Conjunto de exercícios:
• A. No trecho sobre o grupo Menestrel, reescreva a passagem que vai de "ele funciona de" até "dá uma pausa.", trocando "paraíso" por "sonho".
• B. Traduza para o inglês esta frase do trecho sobre o grupo Menestrel: "Mas isso é algo que está se construindo."

Trecho:
%%

Já o Menestrel prossegue trabalhando desvinculado de qualquer instituição e sobrevive através de prêmios, editais, projetos de circulação, venda de apresentações e etc. Em um depoimento crítico, Márcio reflete sobre este ponto de afastamento na história dos dois grupos:

Por exemplo, a questão com o poder público, de ter sido um grupo atrelado ao poder público, eu acho que é uma referência a não ser seguida. Porque se você se atrela ao poder público,

ele funciona de quatro em quatro anos e sempre tem interesses. Sempre existe toda uma burocracia, uma demora. E todas as vezes que a gente trabalhou com o poder público, sempre foi assim, muito entruncado. Parece que você trabalha quatro anos com o poder público e é um paraíso, você tem a verba, você tem a máquina da prefeitura funcionando à teu favor, mas depois que passa isso... Nosso trabalho vai, além disso, na verdade, vai até quando nós morrermos. Nós não temos um plano, nós temos planos, como de dez em dez anos estar reavaliando como é que está caminhando. Mas isso é algo que está se construindo. Não vai parar daqui a pouco. E o poder público, ele dá um fim, ele dá uma pausa.

%%

(Dados de segmentação de página)
%%

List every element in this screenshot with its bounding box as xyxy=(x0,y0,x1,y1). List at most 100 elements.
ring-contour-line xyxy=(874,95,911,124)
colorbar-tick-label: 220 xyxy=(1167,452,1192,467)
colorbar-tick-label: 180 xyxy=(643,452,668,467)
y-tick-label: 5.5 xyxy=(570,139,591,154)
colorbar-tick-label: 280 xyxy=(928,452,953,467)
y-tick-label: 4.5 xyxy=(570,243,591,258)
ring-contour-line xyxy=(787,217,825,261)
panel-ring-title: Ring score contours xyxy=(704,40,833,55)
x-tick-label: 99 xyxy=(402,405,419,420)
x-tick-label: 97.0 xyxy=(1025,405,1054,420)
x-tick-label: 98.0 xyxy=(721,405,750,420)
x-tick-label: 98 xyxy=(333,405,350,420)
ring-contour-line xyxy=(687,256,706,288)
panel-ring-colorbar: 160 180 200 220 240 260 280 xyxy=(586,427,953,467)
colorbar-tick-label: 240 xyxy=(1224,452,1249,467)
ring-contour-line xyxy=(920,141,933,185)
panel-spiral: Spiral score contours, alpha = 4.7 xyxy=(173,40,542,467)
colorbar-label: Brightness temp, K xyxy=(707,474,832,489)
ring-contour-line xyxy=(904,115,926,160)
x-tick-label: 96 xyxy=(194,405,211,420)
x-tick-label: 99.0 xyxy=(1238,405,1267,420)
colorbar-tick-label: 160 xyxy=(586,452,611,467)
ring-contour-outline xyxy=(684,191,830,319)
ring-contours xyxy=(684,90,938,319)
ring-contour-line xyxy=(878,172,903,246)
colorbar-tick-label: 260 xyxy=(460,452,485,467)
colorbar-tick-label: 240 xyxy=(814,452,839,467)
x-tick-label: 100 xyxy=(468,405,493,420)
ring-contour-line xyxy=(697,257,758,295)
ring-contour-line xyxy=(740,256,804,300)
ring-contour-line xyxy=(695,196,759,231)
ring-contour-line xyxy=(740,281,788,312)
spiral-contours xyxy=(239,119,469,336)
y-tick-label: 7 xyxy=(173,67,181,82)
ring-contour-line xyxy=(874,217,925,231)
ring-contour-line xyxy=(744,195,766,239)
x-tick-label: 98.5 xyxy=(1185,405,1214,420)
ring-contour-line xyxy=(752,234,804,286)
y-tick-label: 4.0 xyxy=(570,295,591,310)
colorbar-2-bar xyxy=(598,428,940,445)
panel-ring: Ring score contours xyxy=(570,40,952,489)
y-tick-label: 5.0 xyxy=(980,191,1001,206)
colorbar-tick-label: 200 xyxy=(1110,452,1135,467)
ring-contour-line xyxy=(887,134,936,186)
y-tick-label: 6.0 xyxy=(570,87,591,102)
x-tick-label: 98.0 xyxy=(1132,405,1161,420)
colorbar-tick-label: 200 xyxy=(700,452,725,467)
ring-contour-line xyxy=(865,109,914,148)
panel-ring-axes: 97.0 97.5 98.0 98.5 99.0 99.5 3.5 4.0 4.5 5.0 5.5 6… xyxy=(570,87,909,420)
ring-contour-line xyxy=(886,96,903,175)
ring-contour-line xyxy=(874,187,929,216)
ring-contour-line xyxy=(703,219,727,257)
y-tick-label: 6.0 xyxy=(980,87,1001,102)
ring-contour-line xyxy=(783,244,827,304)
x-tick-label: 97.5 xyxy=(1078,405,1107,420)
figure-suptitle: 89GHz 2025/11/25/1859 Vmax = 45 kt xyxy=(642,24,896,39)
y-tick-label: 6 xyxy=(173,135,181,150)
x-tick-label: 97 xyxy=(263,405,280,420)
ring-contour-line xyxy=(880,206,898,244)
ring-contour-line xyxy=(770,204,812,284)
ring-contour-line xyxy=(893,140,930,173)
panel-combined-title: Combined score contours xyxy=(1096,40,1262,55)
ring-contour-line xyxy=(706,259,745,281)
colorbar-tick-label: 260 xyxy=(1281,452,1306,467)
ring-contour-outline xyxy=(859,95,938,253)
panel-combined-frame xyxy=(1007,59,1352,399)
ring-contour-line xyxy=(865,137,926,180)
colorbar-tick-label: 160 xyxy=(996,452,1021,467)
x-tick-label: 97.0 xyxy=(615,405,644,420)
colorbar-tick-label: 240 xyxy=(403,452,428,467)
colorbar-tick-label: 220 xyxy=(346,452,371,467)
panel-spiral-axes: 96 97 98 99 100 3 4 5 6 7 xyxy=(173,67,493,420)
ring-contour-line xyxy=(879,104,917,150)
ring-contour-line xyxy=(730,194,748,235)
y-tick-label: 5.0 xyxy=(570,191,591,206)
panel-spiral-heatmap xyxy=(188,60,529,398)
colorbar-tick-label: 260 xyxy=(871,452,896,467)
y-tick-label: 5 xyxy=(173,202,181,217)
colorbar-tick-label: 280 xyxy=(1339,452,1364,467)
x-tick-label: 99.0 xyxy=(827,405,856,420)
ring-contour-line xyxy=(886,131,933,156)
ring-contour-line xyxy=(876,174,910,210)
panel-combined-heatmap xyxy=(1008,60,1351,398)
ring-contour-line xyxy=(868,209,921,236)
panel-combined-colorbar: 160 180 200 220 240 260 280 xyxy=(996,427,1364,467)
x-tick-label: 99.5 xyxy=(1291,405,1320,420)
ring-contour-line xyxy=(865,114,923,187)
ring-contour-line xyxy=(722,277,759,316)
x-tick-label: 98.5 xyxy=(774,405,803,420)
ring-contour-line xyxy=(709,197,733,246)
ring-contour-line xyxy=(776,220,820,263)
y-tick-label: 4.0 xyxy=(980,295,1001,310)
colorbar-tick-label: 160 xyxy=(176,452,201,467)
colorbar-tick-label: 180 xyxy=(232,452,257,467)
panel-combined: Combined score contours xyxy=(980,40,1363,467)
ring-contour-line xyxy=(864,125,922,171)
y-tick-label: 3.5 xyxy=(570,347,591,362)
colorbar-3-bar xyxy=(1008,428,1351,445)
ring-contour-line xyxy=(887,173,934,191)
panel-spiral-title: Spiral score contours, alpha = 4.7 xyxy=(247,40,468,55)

%%

Resultados:
• A.
ele funciona de quatro em quatro anos e sempre tem interesses. Sempre existe toda uma burocracia, uma demora. E todas as vezes que a gente trabalhou com o poder público, sempre foi assim, muito entruncado. Parece que você trabalha quatro anos com o poder público e é um sonho, você tem a verba, você tem a máquina da prefeitura funcionando à teu favor, mas depois que passa isso... Nosso trabalho vai, além disso, na verdade, vai até quando nós morrermos. Nós não temos um plano, nós temos planos, como de dez em dez anos estar reavaliando como é que está caminhando. Mas isso é algo que está se construindo. Não vai parar daqui a pouco. E o poder público, ele dá um fim, ele dá uma pausa.

• B. But this is something that is being built.